Data to use →
········

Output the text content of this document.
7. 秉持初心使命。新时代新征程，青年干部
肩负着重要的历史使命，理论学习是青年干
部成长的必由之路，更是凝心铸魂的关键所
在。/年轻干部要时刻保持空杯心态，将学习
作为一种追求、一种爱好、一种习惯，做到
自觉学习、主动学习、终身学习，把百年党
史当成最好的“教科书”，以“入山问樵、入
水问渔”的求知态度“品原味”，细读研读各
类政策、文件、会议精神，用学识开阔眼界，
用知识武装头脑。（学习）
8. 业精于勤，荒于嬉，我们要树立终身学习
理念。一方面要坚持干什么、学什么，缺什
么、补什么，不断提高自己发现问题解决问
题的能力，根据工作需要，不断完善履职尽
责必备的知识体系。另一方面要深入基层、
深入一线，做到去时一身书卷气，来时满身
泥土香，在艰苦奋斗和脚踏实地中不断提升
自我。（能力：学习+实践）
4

········

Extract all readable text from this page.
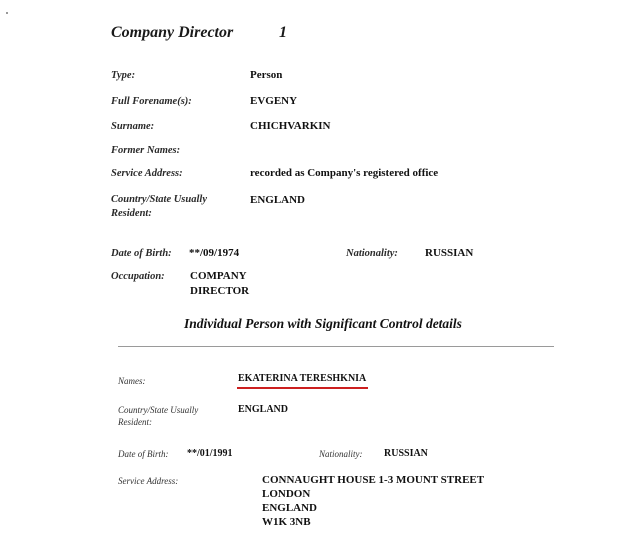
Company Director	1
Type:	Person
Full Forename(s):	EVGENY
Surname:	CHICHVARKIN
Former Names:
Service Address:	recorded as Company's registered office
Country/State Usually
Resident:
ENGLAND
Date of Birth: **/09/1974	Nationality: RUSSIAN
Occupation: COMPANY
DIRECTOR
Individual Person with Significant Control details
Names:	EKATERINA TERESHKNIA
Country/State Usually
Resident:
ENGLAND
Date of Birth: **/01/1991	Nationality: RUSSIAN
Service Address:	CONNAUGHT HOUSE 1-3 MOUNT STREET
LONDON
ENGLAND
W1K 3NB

········

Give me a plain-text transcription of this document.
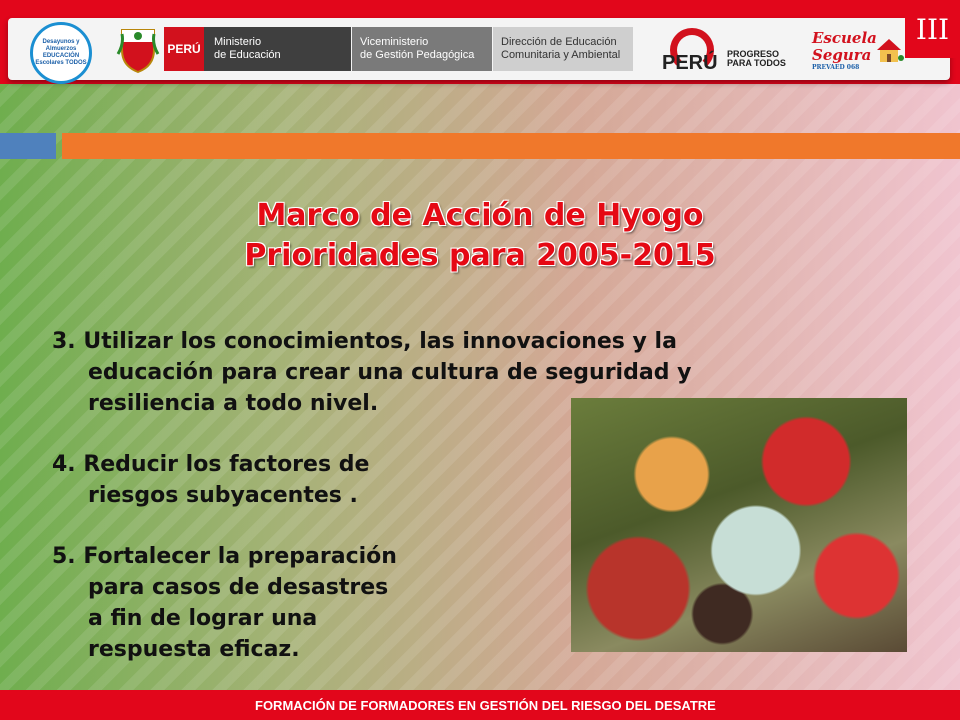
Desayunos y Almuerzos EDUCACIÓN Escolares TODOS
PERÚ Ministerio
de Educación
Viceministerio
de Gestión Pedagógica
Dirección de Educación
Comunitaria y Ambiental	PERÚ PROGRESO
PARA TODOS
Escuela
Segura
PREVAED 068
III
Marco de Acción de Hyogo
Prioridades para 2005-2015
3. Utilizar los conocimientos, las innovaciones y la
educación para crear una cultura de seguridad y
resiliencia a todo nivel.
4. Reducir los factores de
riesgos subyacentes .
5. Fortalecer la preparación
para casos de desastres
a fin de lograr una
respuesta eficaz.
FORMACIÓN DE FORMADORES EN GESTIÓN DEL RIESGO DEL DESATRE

········

Task objective → Which lines in the data above contain "Address"? Show each one.

Reply to the exercise →
Service Address:	recorded as Company's registered office
Service Address:	CONNAUGHT HOUSE 1-3 MOUNT STREET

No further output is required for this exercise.